- MATERIAL PROVIDED
>> begin

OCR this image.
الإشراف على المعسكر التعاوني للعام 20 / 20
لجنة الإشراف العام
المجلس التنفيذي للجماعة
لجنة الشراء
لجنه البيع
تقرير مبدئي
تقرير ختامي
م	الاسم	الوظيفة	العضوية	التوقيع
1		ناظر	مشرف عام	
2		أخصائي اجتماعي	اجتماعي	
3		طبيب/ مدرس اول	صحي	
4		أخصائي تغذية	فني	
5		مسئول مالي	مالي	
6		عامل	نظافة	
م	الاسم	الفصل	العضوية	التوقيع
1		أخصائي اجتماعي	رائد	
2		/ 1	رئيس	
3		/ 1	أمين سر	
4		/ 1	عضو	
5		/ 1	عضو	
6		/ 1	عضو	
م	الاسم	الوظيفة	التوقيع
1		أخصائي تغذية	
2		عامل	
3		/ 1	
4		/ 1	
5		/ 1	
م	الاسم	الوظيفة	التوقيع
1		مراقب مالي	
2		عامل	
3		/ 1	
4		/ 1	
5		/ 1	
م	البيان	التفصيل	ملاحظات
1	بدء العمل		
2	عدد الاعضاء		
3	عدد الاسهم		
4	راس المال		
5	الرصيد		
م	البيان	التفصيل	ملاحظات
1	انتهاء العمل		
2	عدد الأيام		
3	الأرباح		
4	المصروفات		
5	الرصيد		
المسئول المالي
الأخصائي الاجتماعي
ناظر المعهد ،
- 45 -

>> end

- AIM OF THE EXERCISE
Extract every entry in the listing word for word.

- COMPLETE RESPONSE
OCR this image.
الإشراف على المعسكر التعاوني للعام 20 / 20
لجنة الإشراف العام
المجلس التنفيذي للجماعة
لجنة الشراء
لجنه البيع
تقرير مبدئي
تقرير ختامي
م	الاسم	الوظيفة	العضوية	التوقيع
1		ناظر	مشرف عام	
2		أخصائي اجتماعي	اجتماعي	
3		طبيب/ مدرس اول	صحي	
4		أخصائي تغذية	فني	
5		مسئول مالي	مالي	
6		عامل	نظافة	
م	الاسم	الفصل	العضوية	التوقيع
1		أخصائي اجتماعي	رائد	
2		/ 1	رئيس	
3		/ 1	أمين سر	
4		/ 1	عضو	
5		/ 1	عضو	
6		/ 1	عضو	
م	الاسم	الوظيفة	التوقيع
1		أخصائي تغذية	
2		عامل	
3		/ 1	
4		/ 1	
5		/ 1	
م	الاسم	الوظيفة	التوقيع
1		مراقب مالي	
2		عامل	
3		/ 1	
4		/ 1	
5		/ 1	
م	البيان	التفصيل	ملاحظات
1	بدء العمل		
2	عدد الاعضاء		
3	عدد الاسهم		
4	راس المال		
5	الرصيد		
م	البيان	التفصيل	ملاحظات
1	انتهاء العمل		
2	عدد الأيام		
3	الأرباح		
4	المصروفات		
5	الرصيد		
المسئول المالي
الأخصائي الاجتماعي
ناظر المعهد ،
- 45 -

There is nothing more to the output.